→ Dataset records
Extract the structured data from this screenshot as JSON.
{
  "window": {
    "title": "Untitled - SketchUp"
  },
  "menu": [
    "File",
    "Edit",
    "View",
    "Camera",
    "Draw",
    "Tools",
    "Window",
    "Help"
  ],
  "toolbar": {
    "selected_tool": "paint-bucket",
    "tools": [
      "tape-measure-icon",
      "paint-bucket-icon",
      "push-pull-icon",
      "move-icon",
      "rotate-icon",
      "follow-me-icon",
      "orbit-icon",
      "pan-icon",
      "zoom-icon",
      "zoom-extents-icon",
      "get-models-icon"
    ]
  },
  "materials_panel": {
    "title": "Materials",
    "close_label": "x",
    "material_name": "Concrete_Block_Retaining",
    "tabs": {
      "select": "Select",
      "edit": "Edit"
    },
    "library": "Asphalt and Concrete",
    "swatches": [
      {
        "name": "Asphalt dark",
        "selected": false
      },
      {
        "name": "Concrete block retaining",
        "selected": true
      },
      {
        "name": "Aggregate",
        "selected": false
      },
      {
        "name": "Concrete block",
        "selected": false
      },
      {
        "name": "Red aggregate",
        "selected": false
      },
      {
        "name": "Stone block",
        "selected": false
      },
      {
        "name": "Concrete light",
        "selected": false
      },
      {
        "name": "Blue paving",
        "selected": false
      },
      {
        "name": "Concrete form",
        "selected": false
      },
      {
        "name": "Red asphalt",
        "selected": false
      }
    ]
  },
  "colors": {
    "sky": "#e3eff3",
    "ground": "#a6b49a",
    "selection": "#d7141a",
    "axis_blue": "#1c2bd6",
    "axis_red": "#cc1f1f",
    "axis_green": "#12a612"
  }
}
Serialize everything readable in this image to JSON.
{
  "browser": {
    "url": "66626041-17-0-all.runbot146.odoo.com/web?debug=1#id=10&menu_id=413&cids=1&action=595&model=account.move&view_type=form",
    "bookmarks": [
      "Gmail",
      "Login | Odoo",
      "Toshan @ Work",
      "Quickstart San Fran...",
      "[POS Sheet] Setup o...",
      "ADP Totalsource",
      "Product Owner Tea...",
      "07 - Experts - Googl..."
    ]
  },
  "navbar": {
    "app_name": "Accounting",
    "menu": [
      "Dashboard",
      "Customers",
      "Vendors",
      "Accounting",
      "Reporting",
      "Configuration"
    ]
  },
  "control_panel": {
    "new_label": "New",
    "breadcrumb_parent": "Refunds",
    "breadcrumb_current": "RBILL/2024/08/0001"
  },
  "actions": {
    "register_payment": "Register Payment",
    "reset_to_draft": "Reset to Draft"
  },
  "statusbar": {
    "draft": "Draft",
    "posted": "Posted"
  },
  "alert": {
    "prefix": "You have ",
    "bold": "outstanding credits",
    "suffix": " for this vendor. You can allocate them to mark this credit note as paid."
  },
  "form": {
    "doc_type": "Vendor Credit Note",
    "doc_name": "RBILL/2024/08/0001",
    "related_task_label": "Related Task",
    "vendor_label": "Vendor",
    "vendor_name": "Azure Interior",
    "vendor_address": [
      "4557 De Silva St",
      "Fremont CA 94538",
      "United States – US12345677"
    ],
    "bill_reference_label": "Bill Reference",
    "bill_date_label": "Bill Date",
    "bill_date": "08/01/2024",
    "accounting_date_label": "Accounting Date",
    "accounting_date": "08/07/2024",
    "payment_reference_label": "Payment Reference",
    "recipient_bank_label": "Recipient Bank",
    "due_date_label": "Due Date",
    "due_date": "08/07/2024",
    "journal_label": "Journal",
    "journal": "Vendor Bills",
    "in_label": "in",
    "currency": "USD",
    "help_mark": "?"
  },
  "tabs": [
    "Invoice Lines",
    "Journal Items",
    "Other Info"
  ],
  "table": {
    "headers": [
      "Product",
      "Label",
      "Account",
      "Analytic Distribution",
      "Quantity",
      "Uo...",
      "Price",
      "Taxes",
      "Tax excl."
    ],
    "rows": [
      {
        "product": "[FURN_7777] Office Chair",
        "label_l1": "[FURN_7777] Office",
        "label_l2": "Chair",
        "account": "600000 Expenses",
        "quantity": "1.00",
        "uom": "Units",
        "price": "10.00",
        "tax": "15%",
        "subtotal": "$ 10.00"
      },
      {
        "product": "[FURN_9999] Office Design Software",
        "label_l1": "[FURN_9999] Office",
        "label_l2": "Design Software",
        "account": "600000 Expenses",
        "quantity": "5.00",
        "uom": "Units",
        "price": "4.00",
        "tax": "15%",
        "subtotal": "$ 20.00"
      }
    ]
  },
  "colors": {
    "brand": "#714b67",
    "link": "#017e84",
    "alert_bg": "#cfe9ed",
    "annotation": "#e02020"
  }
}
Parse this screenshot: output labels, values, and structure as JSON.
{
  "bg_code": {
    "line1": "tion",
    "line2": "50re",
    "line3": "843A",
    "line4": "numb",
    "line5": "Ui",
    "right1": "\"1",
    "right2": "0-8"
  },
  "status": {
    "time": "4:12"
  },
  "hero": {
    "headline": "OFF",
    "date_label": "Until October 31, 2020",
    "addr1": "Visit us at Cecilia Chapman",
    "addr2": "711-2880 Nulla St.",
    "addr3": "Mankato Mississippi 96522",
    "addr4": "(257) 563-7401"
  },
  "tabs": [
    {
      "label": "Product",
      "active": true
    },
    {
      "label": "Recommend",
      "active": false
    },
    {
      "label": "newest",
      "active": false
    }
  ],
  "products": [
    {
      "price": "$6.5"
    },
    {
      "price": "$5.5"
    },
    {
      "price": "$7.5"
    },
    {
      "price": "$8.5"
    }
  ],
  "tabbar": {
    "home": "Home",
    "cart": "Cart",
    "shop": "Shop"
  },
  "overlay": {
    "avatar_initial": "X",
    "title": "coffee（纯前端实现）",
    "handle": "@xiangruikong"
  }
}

→ WHAT NEEDS TO BE DONE
Nothing but the lines from the one with "Parse this screenshot: output" through the last line should be repeated, each exactly as it stands.

→ EXERCISE RESPONSE
Parse this screenshot: output labels, values, and structure as JSON.
{
  "bg_code": {
    "line1": "tion",
    "line2": "50re",
    "line3": "843A",
    "line4": "numb",
    "line5": "Ui",
    "right1": "\"1",
    "right2": "0-8"
  },
  "status": {
    "time": "4:12"
  },
  "hero": {
    "headline": "OFF",
    "date_label": "Until October 31, 2020",
    "addr1": "Visit us at Cecilia Chapman",
    "addr2": "711-2880 Nulla St.",
    "addr3": "Mankato Mississippi 96522",
    "addr4": "(257) 563-7401"
  },
  "tabs": [
    {
      "label": "Product",
      "active": true
    },
    {
      "label": "Recommend",
      "active": false
    },
    {
      "label": "newest",
      "active": false
    }
  ],
  "products": [
    {
      "price": "$6.5"
    },
    {
      "price": "$5.5"
    },
    {
      "price": "$7.5"
    },
    {
      "price": "$8.5"
    }
  ],
  "tabbar": {
    "home": "Home",
    "cart": "Cart",
    "shop": "Shop"
  },
  "overlay": {
    "avatar_initial": "X",
    "title": "coffee（纯前端实现）",
    "handle": "@xiangruikong"
  }
}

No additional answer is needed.